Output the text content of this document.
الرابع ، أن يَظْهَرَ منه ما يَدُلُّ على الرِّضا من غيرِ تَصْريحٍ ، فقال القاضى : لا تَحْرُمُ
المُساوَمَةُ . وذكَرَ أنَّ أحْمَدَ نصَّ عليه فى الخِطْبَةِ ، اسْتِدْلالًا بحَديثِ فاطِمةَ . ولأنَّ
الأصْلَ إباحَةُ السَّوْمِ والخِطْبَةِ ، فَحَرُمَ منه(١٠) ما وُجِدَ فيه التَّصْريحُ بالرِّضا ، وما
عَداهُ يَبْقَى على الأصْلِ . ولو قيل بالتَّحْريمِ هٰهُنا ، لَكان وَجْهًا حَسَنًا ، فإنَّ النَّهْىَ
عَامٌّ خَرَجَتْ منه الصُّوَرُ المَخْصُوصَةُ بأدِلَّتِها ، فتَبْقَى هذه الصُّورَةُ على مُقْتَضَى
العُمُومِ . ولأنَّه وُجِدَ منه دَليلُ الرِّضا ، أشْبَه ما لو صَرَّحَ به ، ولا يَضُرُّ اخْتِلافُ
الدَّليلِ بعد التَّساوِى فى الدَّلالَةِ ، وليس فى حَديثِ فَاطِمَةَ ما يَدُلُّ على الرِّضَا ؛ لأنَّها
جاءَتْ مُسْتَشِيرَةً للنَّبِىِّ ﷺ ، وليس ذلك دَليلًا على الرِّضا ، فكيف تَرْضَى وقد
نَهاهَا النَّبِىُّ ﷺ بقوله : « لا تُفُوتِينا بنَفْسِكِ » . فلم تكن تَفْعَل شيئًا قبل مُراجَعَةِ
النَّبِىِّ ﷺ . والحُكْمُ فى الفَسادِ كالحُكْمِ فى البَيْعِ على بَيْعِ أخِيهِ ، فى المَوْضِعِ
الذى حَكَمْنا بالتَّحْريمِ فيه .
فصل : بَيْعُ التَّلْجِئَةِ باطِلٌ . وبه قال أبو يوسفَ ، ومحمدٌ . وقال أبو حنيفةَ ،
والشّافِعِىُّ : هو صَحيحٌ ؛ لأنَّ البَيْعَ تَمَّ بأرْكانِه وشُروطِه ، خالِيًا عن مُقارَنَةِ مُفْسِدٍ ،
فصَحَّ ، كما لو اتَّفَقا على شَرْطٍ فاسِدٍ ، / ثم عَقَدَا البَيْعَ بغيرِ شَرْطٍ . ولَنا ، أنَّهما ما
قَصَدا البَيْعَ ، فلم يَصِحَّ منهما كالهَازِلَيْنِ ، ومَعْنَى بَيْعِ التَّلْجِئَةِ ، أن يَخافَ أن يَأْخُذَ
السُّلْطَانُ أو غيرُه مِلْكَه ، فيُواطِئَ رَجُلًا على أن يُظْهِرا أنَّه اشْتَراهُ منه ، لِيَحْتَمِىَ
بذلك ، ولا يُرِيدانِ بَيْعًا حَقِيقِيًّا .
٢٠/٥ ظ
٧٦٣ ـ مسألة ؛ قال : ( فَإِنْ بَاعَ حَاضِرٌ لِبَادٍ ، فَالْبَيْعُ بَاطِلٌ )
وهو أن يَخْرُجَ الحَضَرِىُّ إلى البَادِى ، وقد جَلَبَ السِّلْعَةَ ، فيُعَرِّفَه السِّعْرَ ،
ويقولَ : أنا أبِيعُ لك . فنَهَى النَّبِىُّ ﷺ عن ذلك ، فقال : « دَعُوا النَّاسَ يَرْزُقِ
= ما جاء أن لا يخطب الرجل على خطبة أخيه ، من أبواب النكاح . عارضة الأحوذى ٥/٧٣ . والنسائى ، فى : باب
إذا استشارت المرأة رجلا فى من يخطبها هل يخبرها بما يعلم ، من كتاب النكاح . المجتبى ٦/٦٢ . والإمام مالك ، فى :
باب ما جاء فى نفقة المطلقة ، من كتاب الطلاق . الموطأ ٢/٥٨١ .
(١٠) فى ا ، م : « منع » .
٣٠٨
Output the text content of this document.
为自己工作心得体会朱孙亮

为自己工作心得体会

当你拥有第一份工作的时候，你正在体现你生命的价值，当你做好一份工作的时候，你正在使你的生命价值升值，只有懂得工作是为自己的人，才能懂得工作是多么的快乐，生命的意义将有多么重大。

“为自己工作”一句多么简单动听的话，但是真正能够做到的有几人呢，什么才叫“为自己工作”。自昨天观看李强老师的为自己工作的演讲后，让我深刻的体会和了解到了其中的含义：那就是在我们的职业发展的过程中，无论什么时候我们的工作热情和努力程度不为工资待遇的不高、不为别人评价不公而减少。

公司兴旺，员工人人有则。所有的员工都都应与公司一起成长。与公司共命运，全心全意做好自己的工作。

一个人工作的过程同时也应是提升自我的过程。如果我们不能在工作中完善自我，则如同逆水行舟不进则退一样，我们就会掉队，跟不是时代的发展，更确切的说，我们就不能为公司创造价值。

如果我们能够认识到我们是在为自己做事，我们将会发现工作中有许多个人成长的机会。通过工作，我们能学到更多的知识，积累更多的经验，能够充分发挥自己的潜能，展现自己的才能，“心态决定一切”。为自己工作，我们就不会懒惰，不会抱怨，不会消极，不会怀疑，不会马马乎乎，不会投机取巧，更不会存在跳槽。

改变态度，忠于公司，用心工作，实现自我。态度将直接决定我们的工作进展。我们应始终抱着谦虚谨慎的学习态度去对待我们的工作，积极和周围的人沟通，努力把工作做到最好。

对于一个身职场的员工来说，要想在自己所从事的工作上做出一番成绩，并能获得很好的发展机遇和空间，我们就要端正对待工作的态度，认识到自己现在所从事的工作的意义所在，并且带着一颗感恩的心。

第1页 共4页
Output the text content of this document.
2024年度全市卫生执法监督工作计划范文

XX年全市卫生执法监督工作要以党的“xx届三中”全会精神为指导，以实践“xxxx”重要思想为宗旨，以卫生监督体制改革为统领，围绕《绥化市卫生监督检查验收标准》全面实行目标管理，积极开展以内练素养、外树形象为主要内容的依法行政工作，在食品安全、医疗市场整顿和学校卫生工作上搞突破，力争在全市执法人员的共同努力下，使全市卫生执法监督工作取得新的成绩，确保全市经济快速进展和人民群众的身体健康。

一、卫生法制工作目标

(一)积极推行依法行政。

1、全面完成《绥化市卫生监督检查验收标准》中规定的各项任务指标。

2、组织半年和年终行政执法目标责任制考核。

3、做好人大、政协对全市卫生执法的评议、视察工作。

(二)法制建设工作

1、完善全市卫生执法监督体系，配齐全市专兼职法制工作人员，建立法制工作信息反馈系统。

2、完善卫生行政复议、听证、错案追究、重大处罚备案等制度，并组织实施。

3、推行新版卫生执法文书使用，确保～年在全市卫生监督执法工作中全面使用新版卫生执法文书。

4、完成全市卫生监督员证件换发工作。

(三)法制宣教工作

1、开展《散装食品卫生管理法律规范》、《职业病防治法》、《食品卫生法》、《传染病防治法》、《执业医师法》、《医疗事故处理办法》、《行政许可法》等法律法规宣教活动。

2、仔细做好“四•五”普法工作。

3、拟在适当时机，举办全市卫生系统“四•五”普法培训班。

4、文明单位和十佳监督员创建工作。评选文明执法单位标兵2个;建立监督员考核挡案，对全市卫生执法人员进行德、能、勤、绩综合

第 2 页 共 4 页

## TASK OBJECTIVE
Pull out all lines from the entries above in which the word "بالت" appears.

## WRITTEN REPLY
عَداهُ يَبْقَى على الأصْلِ . ولو قيل بالتَّحْريمِ هٰهُنا ، لَكان وَجْهًا حَسَنًا ، فإنَّ النَّهْىَ
الذى حَكَمْنا بالتَّحْريمِ فيه .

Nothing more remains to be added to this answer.